** Task **
Filter for the word "itemId" and keep each matching line.

---------------

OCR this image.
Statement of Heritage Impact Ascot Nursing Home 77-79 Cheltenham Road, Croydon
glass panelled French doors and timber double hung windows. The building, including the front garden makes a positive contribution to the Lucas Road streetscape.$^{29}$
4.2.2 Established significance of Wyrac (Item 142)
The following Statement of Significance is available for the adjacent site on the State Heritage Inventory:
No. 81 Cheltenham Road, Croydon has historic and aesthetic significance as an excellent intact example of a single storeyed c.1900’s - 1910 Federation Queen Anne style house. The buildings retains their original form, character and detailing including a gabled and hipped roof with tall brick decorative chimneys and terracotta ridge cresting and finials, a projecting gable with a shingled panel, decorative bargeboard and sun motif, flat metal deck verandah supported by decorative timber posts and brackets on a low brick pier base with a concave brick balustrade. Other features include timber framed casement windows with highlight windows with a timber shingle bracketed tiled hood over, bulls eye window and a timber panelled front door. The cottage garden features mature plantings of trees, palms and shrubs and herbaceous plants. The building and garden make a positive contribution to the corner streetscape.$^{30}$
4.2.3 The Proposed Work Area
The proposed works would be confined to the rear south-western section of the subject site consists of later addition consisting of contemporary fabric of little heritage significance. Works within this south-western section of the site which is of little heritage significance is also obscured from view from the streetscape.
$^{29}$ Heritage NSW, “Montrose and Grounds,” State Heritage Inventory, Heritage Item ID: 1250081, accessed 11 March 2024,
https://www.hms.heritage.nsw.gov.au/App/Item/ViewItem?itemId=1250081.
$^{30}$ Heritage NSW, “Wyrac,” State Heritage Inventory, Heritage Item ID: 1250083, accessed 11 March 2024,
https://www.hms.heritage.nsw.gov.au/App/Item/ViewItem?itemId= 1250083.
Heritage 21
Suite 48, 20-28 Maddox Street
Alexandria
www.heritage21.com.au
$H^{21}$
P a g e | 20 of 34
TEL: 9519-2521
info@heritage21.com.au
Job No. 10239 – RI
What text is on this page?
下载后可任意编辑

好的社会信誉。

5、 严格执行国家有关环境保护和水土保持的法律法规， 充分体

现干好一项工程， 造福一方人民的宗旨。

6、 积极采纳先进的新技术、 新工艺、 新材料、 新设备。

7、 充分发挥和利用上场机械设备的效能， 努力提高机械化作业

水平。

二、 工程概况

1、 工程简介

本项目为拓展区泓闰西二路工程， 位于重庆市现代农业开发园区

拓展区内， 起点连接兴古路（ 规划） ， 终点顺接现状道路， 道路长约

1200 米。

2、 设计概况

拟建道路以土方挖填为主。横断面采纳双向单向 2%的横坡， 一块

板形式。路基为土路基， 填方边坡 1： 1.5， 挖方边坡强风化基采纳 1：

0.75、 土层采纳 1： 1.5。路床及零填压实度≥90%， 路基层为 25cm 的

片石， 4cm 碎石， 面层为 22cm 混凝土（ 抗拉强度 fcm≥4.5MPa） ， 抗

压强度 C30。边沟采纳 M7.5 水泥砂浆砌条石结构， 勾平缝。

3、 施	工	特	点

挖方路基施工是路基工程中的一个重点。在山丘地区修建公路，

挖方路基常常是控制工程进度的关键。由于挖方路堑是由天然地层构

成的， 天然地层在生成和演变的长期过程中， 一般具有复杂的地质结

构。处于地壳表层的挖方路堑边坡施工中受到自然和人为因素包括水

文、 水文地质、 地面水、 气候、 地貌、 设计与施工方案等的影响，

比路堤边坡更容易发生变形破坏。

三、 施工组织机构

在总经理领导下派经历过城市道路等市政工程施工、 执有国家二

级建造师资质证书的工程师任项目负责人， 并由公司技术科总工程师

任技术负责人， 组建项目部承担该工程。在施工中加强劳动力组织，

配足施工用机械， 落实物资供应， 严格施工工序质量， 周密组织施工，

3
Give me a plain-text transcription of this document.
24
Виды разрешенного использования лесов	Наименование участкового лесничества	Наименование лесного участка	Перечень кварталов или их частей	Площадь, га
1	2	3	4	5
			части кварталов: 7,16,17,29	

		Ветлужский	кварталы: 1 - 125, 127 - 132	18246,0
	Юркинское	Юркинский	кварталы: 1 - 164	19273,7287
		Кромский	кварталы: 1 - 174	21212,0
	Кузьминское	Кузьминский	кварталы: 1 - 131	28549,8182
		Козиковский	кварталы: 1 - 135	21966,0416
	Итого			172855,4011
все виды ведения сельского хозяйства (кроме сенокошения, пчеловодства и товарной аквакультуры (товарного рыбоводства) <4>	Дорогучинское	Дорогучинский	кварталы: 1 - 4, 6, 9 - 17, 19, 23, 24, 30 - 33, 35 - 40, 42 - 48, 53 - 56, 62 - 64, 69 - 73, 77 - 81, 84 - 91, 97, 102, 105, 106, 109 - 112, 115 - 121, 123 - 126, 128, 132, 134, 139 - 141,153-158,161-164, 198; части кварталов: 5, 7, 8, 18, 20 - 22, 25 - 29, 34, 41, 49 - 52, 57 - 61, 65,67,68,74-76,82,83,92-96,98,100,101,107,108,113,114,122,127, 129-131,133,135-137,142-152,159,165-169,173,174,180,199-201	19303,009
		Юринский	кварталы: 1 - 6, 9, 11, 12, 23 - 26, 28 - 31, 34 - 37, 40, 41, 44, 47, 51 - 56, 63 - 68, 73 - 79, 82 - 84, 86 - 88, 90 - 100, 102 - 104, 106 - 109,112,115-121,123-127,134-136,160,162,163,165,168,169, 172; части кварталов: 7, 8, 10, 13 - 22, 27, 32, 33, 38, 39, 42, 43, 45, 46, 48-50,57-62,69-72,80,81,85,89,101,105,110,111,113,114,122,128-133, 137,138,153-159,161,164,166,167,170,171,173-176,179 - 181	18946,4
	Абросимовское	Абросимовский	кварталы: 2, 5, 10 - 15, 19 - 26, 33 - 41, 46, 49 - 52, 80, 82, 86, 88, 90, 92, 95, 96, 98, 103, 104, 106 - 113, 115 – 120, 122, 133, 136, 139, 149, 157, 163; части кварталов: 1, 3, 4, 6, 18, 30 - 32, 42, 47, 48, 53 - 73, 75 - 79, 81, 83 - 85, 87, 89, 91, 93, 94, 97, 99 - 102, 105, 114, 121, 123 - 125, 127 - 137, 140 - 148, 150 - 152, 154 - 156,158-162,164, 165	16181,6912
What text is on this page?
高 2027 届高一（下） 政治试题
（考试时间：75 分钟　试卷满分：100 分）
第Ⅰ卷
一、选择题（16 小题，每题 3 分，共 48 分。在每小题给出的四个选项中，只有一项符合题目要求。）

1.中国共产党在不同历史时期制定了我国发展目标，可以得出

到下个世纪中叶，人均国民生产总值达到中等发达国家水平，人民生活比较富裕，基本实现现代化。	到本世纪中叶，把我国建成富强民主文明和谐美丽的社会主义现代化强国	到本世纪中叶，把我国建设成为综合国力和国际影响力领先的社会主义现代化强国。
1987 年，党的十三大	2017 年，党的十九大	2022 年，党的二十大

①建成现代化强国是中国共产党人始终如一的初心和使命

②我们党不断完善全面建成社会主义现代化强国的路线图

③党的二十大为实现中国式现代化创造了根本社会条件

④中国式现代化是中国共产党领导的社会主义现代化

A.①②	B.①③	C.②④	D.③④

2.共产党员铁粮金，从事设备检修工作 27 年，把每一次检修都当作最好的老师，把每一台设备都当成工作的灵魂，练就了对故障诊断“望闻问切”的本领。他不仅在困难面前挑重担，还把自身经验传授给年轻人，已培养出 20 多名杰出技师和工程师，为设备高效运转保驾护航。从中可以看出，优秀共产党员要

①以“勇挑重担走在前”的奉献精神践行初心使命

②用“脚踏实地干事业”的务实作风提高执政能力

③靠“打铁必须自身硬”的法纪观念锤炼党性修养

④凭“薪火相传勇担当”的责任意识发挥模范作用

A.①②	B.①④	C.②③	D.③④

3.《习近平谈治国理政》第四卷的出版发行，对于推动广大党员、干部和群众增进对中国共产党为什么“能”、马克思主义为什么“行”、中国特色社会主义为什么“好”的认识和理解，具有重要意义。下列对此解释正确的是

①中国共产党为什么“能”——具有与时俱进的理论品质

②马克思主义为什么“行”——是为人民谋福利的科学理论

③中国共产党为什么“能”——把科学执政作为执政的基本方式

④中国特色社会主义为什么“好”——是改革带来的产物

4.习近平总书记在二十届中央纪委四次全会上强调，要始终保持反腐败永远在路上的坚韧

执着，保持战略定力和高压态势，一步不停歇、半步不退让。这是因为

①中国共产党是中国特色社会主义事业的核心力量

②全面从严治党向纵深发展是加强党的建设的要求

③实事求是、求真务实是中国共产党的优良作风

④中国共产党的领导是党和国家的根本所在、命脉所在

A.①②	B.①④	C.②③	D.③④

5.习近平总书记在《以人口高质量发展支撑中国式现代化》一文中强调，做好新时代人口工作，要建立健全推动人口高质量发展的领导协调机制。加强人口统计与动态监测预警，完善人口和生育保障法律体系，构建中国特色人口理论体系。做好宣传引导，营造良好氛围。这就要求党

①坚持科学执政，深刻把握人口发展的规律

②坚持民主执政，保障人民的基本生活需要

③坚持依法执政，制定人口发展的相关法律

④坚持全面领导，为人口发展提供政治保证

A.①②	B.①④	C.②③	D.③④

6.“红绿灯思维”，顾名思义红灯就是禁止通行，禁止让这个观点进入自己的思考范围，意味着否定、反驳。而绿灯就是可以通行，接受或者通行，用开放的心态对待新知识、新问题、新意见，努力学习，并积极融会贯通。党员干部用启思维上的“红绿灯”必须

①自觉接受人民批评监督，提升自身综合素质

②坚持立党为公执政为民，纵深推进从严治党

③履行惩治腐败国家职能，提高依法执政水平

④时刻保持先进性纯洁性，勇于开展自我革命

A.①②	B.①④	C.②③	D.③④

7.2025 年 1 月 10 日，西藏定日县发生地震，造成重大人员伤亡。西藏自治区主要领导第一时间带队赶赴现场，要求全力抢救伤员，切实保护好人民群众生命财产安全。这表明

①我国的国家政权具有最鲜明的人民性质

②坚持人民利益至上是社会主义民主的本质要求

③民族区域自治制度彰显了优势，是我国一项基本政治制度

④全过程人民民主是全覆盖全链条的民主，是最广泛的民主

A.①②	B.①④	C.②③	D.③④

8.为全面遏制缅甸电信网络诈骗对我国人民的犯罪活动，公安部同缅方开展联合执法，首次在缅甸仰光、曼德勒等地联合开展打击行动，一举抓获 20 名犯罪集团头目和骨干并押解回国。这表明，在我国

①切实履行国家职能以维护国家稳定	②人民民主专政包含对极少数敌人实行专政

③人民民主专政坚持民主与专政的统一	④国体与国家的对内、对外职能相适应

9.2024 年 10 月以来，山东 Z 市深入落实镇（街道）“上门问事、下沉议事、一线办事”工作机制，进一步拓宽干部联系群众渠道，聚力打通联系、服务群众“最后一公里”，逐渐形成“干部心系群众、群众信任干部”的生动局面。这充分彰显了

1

---------------

** Response for this exercise **
https://www.hms.heritage.nsw.gov.au/App/Item/ViewItem?itemId=1250081.
https://www.hms.heritage.nsw.gov.au/App/Item/ViewItem?itemId= 1250083.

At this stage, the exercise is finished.